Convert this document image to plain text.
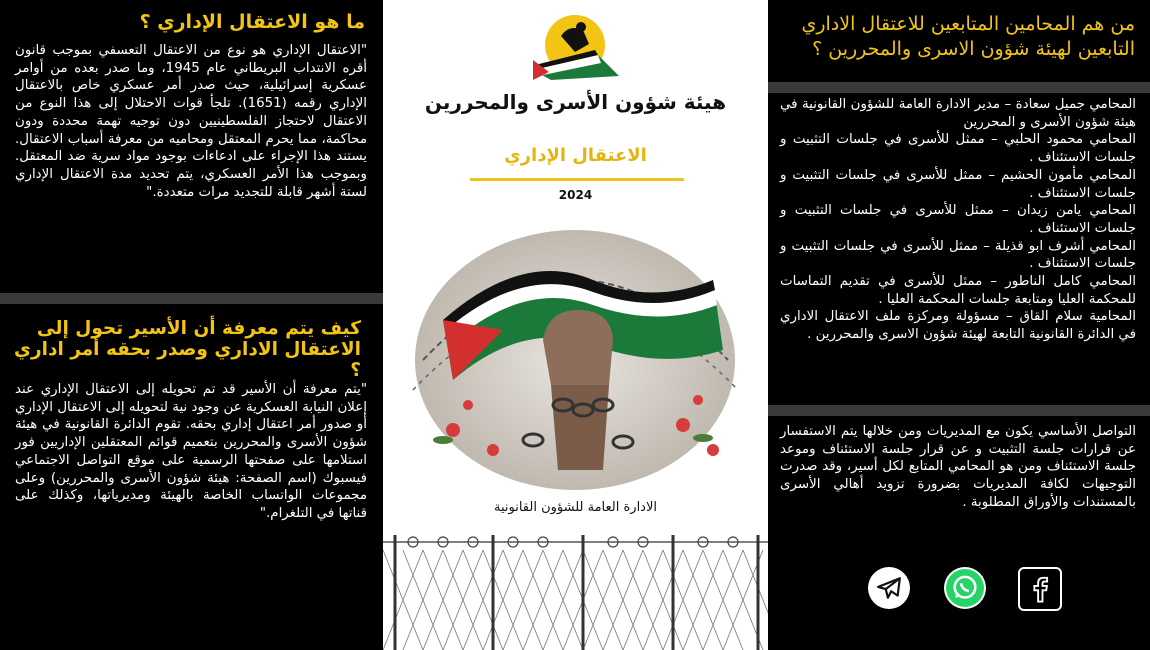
ما هو الاعتقال الإداري ؟

"الاعتقال الإداري هو نوع من الاعتقال التعسفي بموجب قانون أقره الانتداب البريطاني عام 1945، وما صدر بعده من أوامر عسكرية إسرائيلية، حيث صدر أمر عسكري خاص بالاعتقال الإداري رقمه (1651). تلجأ قوات الاحتلال إلى هذا النوع من الاعتقال لاحتجاز الفلسطينيين دون توجيه تهمة محددة ودون محاكمة، مما يحرم المعتقل ومحاميه من معرفة أسباب الاعتقال. يستند هذا الإجراء على ادعاءات بوجود مواد سرية ضد المعتقل. وبموجب هذا الأمر العسكري، يتم تحديد مدة الاعتقال الإداري لستة أشهر قابلة للتجديد مرات متعددة."

كيف يتم معرفة أن الأسير تحول إلى الاعتقال الاداري وصدر بحقه أمر اداري ؟

"يتم معرفة أن الأسير قد تم تحويله إلى الاعتقال الإداري عند إعلان النيابة العسكرية عن وجود نية لتحويله إلى الاعتقال الإداري أو صدور أمر اعتقال إداري بحقه. تقوم الدائرة القانونية في هيئة شؤون الأسرى والمحررين بتعميم قوائم المعتقلين الإداريين فور استلامها على صفحتها الرسمية على موقع التواصل الاجتماعي فيسبوك (اسم الصفحة: هيئة شؤون الأسرى والمحررين) وعلى مجموعات الواتساب الخاصة بالهيئة ومديرياتها، وكذلك على قناتها في التلغرام."

هيئة شؤون الأسرى والمحررين
الاعتقال الإداري
2024
الادارة العامة للشؤون القانونية
من هم المحامين المتابعين للاعتقال الاداري التابعين لهيئة شؤون الاسرى والمحررين ؟
المحامي جميل سعادة – مدير الادارة العامة للشؤون القانونية في هيئة شؤون الأسرى و المحررين
المحامي محمود الحلبي – ممثل للأسرى في جلسات التثبيت و جلسات الاستئناف .
المحامي مأمون الحشيم – ممثل للأسرى في جلسات التثبيت و جلسات الاستئناف .
المحامي يامن زيدان – ممثل للأسرى في جلسات التثبيت و جلسات الاستئناف .
المحامي أشرف ابو قذيلة – ممثل للأسرى في جلسات التثبيت و جلسات الاستئناف .
المحامي كامل الناطور – ممثل للأسرى في تقديم التماسات للمحكمة العليا ومتابعة جلسات المحكمة العليا .
المحامية سلام القاق – مسؤولة ومركزة ملف الاعتقال الاداري في الدائرة القانونية التابعة لهيئة شؤون الاسرى والمحررين .

التواصل الأساسي يكون مع المديريات ومن خلالها يتم الاستفسار عن قرارات جلسة التثبيت و عن قرار جلسة الاستئناف وموعد جلسة الاستئناف ومن هو المحامي المتابع لكل أسير، وقد صدرت التوجيهات لكافة المديريات بضرورة تزويد أهالي الأسرى بالمستندات والأوراق المطلوبة .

______________________________

### What to do
Word for word, quote the lines above. Omit the pictures.

### Solution
Convert this document image to plain text.
ما هو الاعتقال الإداري ؟

"الاعتقال الإداري هو نوع من الاعتقال التعسفي بموجب قانون أقره الانتداب البريطاني عام 1945، وما صدر بعده من أوامر عسكرية إسرائيلية، حيث صدر أمر عسكري خاص بالاعتقال الإداري رقمه (1651). تلجأ قوات الاحتلال إلى هذا النوع من الاعتقال لاحتجاز الفلسطينيين دون توجيه تهمة محددة ودون محاكمة، مما يحرم المعتقل ومحاميه من معرفة أسباب الاعتقال. يستند هذا الإجراء على ادعاءات بوجود مواد سرية ضد المعتقل. وبموجب هذا الأمر العسكري، يتم تحديد مدة الاعتقال الإداري لستة أشهر قابلة للتجديد مرات متعددة."

كيف يتم معرفة أن الأسير تحول إلى الاعتقال الاداري وصدر بحقه أمر اداري ؟

"يتم معرفة أن الأسير قد تم تحويله إلى الاعتقال الإداري عند إعلان النيابة العسكرية عن وجود نية لتحويله إلى الاعتقال الإداري أو صدور أمر اعتقال إداري بحقه. تقوم الدائرة القانونية في هيئة شؤون الأسرى والمحررين بتعميم قوائم المعتقلين الإداريين فور استلامها على صفحتها الرسمية على موقع التواصل الاجتماعي فيسبوك (اسم الصفحة: هيئة شؤون الأسرى والمحررين) وعلى مجموعات الواتساب الخاصة بالهيئة ومديرياتها، وكذلك على قناتها في التلغرام."

هيئة شؤون الأسرى والمحررين
الاعتقال الإداري
2024
الادارة العامة للشؤون القانونية
من هم المحامين المتابعين للاعتقال الاداري التابعين لهيئة شؤون الاسرى والمحررين ؟
المحامي جميل سعادة – مدير الادارة العامة للشؤون القانونية في هيئة شؤون الأسرى و المحررين
المحامي محمود الحلبي – ممثل للأسرى في جلسات التثبيت و جلسات الاستئناف .
المحامي مأمون الحشيم – ممثل للأسرى في جلسات التثبيت و جلسات الاستئناف .
المحامي يامن زيدان – ممثل للأسرى في جلسات التثبيت و جلسات الاستئناف .
المحامي أشرف ابو قذيلة – ممثل للأسرى في جلسات التثبيت و جلسات الاستئناف .
المحامي كامل الناطور – ممثل للأسرى في تقديم التماسات للمحكمة العليا ومتابعة جلسات المحكمة العليا .
المحامية سلام القاق – مسؤولة ومركزة ملف الاعتقال الاداري في الدائرة القانونية التابعة لهيئة شؤون الاسرى والمحررين .

التواصل الأساسي يكون مع المديريات ومن خلالها يتم الاستفسار عن قرارات جلسة التثبيت و عن قرار جلسة الاستئناف وموعد جلسة الاستئناف ومن هو المحامي المتابع لكل أسير، وقد صدرت التوجيهات لكافة المديريات بضرورة تزويد أهالي الأسرى بالمستندات والأوراق المطلوبة .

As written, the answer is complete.